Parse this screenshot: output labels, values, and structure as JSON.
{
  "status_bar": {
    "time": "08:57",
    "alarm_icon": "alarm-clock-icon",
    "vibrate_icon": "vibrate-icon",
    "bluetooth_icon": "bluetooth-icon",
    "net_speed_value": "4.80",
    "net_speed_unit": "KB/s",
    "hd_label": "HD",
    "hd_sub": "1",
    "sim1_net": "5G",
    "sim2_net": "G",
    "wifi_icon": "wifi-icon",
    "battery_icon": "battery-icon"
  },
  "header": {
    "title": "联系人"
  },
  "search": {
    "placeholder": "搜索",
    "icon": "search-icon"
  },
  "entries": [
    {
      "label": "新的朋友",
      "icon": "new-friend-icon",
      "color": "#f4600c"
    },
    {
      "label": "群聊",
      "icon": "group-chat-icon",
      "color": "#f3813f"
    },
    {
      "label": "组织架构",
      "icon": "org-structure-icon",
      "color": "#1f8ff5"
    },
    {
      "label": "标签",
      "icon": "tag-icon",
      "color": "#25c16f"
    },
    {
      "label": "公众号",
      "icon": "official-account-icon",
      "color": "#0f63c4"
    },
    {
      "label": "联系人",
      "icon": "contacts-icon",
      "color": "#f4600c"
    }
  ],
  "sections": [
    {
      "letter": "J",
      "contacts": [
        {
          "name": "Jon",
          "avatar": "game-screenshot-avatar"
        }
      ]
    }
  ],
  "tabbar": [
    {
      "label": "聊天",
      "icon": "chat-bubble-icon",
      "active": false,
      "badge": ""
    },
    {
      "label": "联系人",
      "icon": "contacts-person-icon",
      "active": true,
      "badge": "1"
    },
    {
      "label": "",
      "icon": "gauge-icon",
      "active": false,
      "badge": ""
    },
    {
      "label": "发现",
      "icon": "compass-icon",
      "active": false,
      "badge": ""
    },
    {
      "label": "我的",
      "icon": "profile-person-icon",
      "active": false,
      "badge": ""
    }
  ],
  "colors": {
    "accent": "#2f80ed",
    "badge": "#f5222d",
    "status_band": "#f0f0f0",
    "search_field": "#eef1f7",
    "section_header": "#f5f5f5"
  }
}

AIM OF THE TASK:
Return all the data above once more, precisely as given.

ANSWER FOR THE TASK:
Parse this screenshot: output labels, values, and structure as JSON.
{
  "status_bar": {
    "time": "08:57",
    "alarm_icon": "alarm-clock-icon",
    "vibrate_icon": "vibrate-icon",
    "bluetooth_icon": "bluetooth-icon",
    "net_speed_value": "4.80",
    "net_speed_unit": "KB/s",
    "hd_label": "HD",
    "hd_sub": "1",
    "sim1_net": "5G",
    "sim2_net": "G",
    "wifi_icon": "wifi-icon",
    "battery_icon": "battery-icon"
  },
  "header": {
    "title": "联系人"
  },
  "search": {
    "placeholder": "搜索",
    "icon": "search-icon"
  },
  "entries": [
    {
      "label": "新的朋友",
      "icon": "new-friend-icon",
      "color": "#f4600c"
    },
    {
      "label": "群聊",
      "icon": "group-chat-icon",
      "color": "#f3813f"
    },
    {
      "label": "组织架构",
      "icon": "org-structure-icon",
      "color": "#1f8ff5"
    },
    {
      "label": "标签",
      "icon": "tag-icon",
      "color": "#25c16f"
    },
    {
      "label": "公众号",
      "icon": "official-account-icon",
      "color": "#0f63c4"
    },
    {
      "label": "联系人",
      "icon": "contacts-icon",
      "color": "#f4600c"
    }
  ],
  "sections": [
    {
      "letter": "J",
      "contacts": [
        {
          "name": "Jon",
          "avatar": "game-screenshot-avatar"
        }
      ]
    }
  ],
  "tabbar": [
    {
      "label": "聊天",
      "icon": "chat-bubble-icon",
      "active": false,
      "badge": ""
    },
    {
      "label": "联系人",
      "icon": "contacts-person-icon",
      "active": true,
      "badge": "1"
    },
    {
      "label": "",
      "icon": "gauge-icon",
      "active": false,
      "badge": ""
    },
    {
      "label": "发现",
      "icon": "compass-icon",
      "active": false,
      "badge": ""
    },
    {
      "label": "我的",
      "icon": "profile-person-icon",
      "active": false,
      "badge": ""
    }
  ],
  "colors": {
    "accent": "#2f80ed",
    "badge": "#f5222d",
    "status_band": "#f0f0f0",
    "search_field": "#eef1f7",
    "section_header": "#f5f5f5"
  }
}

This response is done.